## Exercise description
Copy out all the lines in the records that include the word "Debt".

## Dataset records
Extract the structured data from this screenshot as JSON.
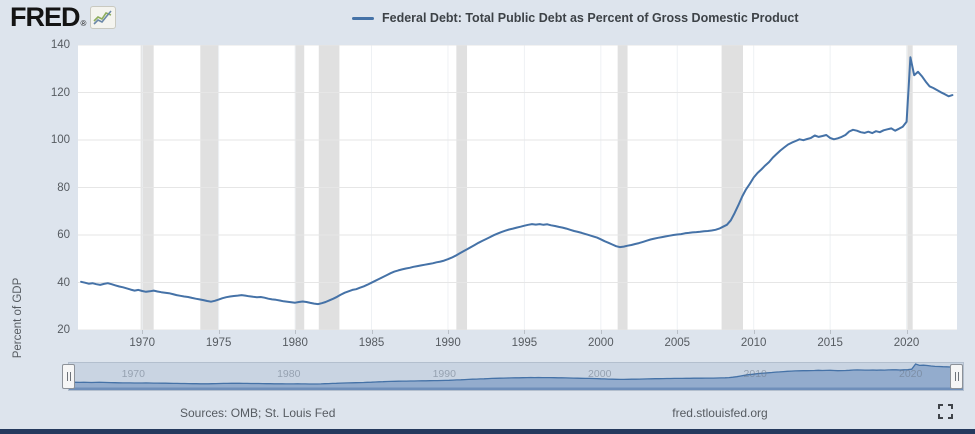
{
  "header": {
    "logo_text": "FRED",
    "logo_reg": "®",
    "legend_label": "Federal Debt: Total Public Debt as Percent of Gross Domestic Product"
  },
  "chart_data": {
    "type": "line",
    "title": "Federal Debt: Total Public Debt as Percent of Gross Domestic Product",
    "ylabel": "Percent of GDP",
    "xlabel": "",
    "frequency": "quarterly",
    "x_start": 1966.0,
    "x_step": 0.25,
    "xlim": [
      1965.8,
      2023.3
    ],
    "ylim": [
      20,
      140
    ],
    "y_ticks": [
      20,
      40,
      60,
      80,
      100,
      120,
      140
    ],
    "x_ticks": [
      1970,
      1975,
      1980,
      1985,
      1990,
      1995,
      2000,
      2005,
      2010,
      2015,
      2020
    ],
    "grid": "horizontal-and-vertical",
    "legend_position": "top",
    "colors": {
      "line": "#4572a7",
      "recession_band": "#e0e0e0",
      "h_grid": "#e6e6e6",
      "v_grid": "#eef1f4",
      "plot_bg": "#ffffff",
      "page_bg": "#dde4ed",
      "mini_fill": "#93accd",
      "mini_baseline": "#6f8fba",
      "mini_bg": "#c9d4e2"
    },
    "recession_bands": [
      [
        1969.9,
        1970.75
      ],
      [
        1973.8,
        1975.0
      ],
      [
        1980.0,
        1980.6
      ],
      [
        1981.55,
        1982.9
      ],
      [
        1990.55,
        1991.25
      ],
      [
        2001.1,
        2001.75
      ],
      [
        2007.9,
        2009.3
      ],
      [
        2020.05,
        2020.4
      ]
    ],
    "values": [
      40.3,
      39.9,
      39.5,
      39.7,
      39.3,
      39.0,
      39.4,
      39.7,
      39.3,
      38.8,
      38.3,
      38.0,
      37.5,
      37.0,
      36.6,
      36.9,
      36.4,
      36.1,
      36.3,
      36.6,
      36.2,
      35.9,
      35.7,
      35.5,
      35.1,
      34.7,
      34.4,
      34.1,
      33.9,
      33.5,
      33.2,
      32.9,
      32.6,
      32.2,
      31.9,
      32.3,
      32.8,
      33.4,
      33.8,
      34.1,
      34.3,
      34.5,
      34.7,
      34.5,
      34.2,
      34.0,
      33.8,
      33.9,
      33.6,
      33.2,
      32.9,
      32.7,
      32.4,
      32.1,
      31.9,
      31.7,
      31.5,
      31.8,
      32.0,
      31.8,
      31.4,
      31.1,
      30.9,
      31.3,
      31.8,
      32.5,
      33.2,
      34.0,
      34.9,
      35.7,
      36.3,
      36.9,
      37.2,
      37.8,
      38.4,
      39.1,
      39.9,
      40.7,
      41.5,
      42.3,
      43.1,
      43.9,
      44.6,
      45.1,
      45.5,
      45.9,
      46.2,
      46.6,
      46.9,
      47.2,
      47.5,
      47.8,
      48.1,
      48.5,
      48.8,
      49.2,
      49.8,
      50.5,
      51.3,
      52.2,
      53.1,
      54.0,
      54.9,
      55.8,
      56.7,
      57.5,
      58.3,
      59.1,
      59.9,
      60.6,
      61.2,
      61.8,
      62.3,
      62.7,
      63.1,
      63.5,
      63.9,
      64.3,
      64.6,
      64.4,
      64.6,
      64.3,
      64.5,
      64.1,
      63.8,
      63.4,
      63.1,
      62.7,
      62.2,
      61.7,
      61.3,
      60.9,
      60.4,
      59.9,
      59.4,
      58.9,
      58.2,
      57.4,
      56.7,
      56.0,
      55.3,
      54.9,
      55.1,
      55.5,
      55.8,
      56.2,
      56.6,
      57.1,
      57.6,
      58.1,
      58.5,
      58.8,
      59.1,
      59.4,
      59.7,
      60.0,
      60.2,
      60.4,
      60.7,
      60.9,
      61.1,
      61.2,
      61.4,
      61.6,
      61.7,
      61.9,
      62.2,
      62.7,
      63.5,
      64.3,
      66.2,
      69.2,
      72.6,
      76.2,
      79.2,
      81.6,
      84.2,
      86.1,
      87.6,
      89.2,
      90.7,
      92.6,
      94.1,
      95.6,
      96.9,
      98.1,
      98.9,
      99.6,
      100.3,
      99.9,
      100.4,
      100.9,
      101.9,
      101.3,
      101.7,
      102.1,
      100.9,
      100.3,
      100.7,
      101.3,
      102.1,
      103.6,
      104.3,
      103.9,
      103.3,
      103.0,
      103.5,
      102.9,
      103.7,
      103.3,
      104.1,
      104.5,
      104.9,
      103.9,
      104.7,
      105.6,
      107.7,
      134.8,
      127.3,
      128.7,
      126.9,
      124.6,
      122.6,
      121.9,
      121.0,
      120.1,
      119.3,
      118.4,
      118.9
    ]
  },
  "minimap": {
    "ylim": [
      0,
      140
    ],
    "label_years": [
      1970,
      1980,
      1990,
      2000,
      2010,
      2020
    ]
  },
  "footer": {
    "sources": "Sources: OMB; St. Louis Fed",
    "site": "fred.stlouisfed.org",
    "fullscreen_icon": "fullscreen"
  }
}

## Exercise output
    "legend_label": "Federal Debt: Total Public Debt as Percent of Gross Domestic Product"
    "title": "Federal Debt: Total Public Debt as Percent of Gross Domestic Product",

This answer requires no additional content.